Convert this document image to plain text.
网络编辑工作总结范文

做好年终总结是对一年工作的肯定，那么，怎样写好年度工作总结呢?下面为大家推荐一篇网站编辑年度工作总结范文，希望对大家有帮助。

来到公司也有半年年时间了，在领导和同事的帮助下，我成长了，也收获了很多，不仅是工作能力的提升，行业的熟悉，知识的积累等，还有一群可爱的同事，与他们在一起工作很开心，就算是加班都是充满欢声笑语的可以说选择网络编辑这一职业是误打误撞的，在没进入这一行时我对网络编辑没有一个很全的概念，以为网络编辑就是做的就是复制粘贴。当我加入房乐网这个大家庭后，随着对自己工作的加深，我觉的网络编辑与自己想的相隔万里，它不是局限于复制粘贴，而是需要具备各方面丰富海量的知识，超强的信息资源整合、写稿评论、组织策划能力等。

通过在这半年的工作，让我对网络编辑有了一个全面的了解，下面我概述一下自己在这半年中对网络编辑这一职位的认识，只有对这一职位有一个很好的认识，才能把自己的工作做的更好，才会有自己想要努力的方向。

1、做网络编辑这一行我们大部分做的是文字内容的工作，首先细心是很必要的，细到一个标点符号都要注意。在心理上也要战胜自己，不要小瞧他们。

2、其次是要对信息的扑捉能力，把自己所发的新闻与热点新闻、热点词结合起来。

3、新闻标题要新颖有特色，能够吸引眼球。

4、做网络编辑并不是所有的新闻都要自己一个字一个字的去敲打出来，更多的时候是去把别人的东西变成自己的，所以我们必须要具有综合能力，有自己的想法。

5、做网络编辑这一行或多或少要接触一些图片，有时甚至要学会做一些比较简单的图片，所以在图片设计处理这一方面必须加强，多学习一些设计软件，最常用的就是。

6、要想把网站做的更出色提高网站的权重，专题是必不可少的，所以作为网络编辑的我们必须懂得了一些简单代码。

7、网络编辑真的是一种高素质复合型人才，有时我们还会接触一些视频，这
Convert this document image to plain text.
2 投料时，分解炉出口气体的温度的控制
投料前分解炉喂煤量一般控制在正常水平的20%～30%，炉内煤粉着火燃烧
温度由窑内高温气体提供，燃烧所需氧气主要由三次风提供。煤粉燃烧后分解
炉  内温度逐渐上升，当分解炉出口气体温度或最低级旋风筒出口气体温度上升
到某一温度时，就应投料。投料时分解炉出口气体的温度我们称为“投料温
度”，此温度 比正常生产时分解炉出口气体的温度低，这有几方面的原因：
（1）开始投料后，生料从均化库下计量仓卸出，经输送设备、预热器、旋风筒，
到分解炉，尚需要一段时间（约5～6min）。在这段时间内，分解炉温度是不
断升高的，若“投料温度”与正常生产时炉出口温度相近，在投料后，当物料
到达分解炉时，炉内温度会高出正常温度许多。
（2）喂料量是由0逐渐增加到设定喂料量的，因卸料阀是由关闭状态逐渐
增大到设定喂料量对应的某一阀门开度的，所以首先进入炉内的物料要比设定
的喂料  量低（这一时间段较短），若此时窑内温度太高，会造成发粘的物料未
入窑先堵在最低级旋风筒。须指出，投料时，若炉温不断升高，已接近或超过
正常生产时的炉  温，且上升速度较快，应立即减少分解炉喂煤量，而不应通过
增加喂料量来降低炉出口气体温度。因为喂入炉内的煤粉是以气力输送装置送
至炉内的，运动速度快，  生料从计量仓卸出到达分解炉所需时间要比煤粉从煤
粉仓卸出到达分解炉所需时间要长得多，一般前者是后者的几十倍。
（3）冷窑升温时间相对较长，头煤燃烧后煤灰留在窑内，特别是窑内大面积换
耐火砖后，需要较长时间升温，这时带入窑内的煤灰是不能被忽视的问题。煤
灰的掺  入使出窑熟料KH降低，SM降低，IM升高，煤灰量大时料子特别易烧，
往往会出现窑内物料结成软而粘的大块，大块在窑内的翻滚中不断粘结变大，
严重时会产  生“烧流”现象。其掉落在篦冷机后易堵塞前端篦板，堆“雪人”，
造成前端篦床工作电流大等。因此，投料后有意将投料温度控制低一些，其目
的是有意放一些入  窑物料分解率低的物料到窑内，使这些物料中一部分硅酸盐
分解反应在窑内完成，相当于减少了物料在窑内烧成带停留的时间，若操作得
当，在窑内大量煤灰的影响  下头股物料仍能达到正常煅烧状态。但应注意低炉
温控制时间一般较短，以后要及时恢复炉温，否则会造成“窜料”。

_ _ _ _

Given problem: Using the data above, repeat every line exactly.

Solution:
Convert this document image to plain text.
网络编辑工作总结范文

做好年终总结是对一年工作的肯定，那么，怎样写好年度工作总结呢?下面为大家推荐一篇网站编辑年度工作总结范文，希望对大家有帮助。

来到公司也有半年年时间了，在领导和同事的帮助下，我成长了，也收获了很多，不仅是工作能力的提升，行业的熟悉，知识的积累等，还有一群可爱的同事，与他们在一起工作很开心，就算是加班都是充满欢声笑语的可以说选择网络编辑这一职业是误打误撞的，在没进入这一行时我对网络编辑没有一个很全的概念，以为网络编辑就是做的就是复制粘贴。当我加入房乐网这个大家庭后，随着对自己工作的加深，我觉的网络编辑与自己想的相隔万里，它不是局限于复制粘贴，而是需要具备各方面丰富海量的知识，超强的信息资源整合、写稿评论、组织策划能力等。

通过在这半年的工作，让我对网络编辑有了一个全面的了解，下面我概述一下自己在这半年中对网络编辑这一职位的认识，只有对这一职位有一个很好的认识，才能把自己的工作做的更好，才会有自己想要努力的方向。

1、做网络编辑这一行我们大部分做的是文字内容的工作，首先细心是很必要的，细到一个标点符号都要注意。在心理上也要战胜自己，不要小瞧他们。

2、其次是要对信息的扑捉能力，把自己所发的新闻与热点新闻、热点词结合起来。

3、新闻标题要新颖有特色，能够吸引眼球。

4、做网络编辑并不是所有的新闻都要自己一个字一个字的去敲打出来，更多的时候是去把别人的东西变成自己的，所以我们必须要具有综合能力，有自己的想法。

5、做网络编辑这一行或多或少要接触一些图片，有时甚至要学会做一些比较简单的图片，所以在图片设计处理这一方面必须加强，多学习一些设计软件，最常用的就是。

6、要想把网站做的更出色提高网站的权重，专题是必不可少的，所以作为网络编辑的我们必须懂得了一些简单代码。

7、网络编辑真的是一种高素质复合型人才，有时我们还会接触一些视频，这
Convert this document image to plain text.
2 投料时，分解炉出口气体的温度的控制
投料前分解炉喂煤量一般控制在正常水平的20%～30%，炉内煤粉着火燃烧
温度由窑内高温气体提供，燃烧所需氧气主要由三次风提供。煤粉燃烧后分解
炉  内温度逐渐上升，当分解炉出口气体温度或最低级旋风筒出口气体温度上升
到某一温度时，就应投料。投料时分解炉出口气体的温度我们称为“投料温
度”，此温度 比正常生产时分解炉出口气体的温度低，这有几方面的原因：
（1）开始投料后，生料从均化库下计量仓卸出，经输送设备、预热器、旋风筒，
到分解炉，尚需要一段时间（约5～6min）。在这段时间内，分解炉温度是不
断升高的，若“投料温度”与正常生产时炉出口温度相近，在投料后，当物料
到达分解炉时，炉内温度会高出正常温度许多。
（2）喂料量是由0逐渐增加到设定喂料量的，因卸料阀是由关闭状态逐渐
增大到设定喂料量对应的某一阀门开度的，所以首先进入炉内的物料要比设定
的喂料  量低（这一时间段较短），若此时窑内温度太高，会造成发粘的物料未
入窑先堵在最低级旋风筒。须指出，投料时，若炉温不断升高，已接近或超过
正常生产时的炉  温，且上升速度较快，应立即减少分解炉喂煤量，而不应通过
增加喂料量来降低炉出口气体温度。因为喂入炉内的煤粉是以气力输送装置送
至炉内的，运动速度快，  生料从计量仓卸出到达分解炉所需时间要比煤粉从煤
粉仓卸出到达分解炉所需时间要长得多，一般前者是后者的几十倍。
（3）冷窑升温时间相对较长，头煤燃烧后煤灰留在窑内，特别是窑内大面积换
耐火砖后，需要较长时间升温，这时带入窑内的煤灰是不能被忽视的问题。煤
灰的掺  入使出窑熟料KH降低，SM降低，IM升高，煤灰量大时料子特别易烧，
往往会出现窑内物料结成软而粘的大块，大块在窑内的翻滚中不断粘结变大，
严重时会产  生“烧流”现象。其掉落在篦冷机后易堵塞前端篦板，堆“雪人”，
造成前端篦床工作电流大等。因此，投料后有意将投料温度控制低一些，其目
的是有意放一些入  窑物料分解率低的物料到窑内，使这些物料中一部分硅酸盐
分解反应在窑内完成，相当于减少了物料在窑内烧成带停留的时间，若操作得
当，在窑内大量煤灰的影响  下头股物料仍能达到正常煅烧状态。但应注意低炉
温控制时间一般较短，以后要及时恢复炉温，否则会造成“窜料”。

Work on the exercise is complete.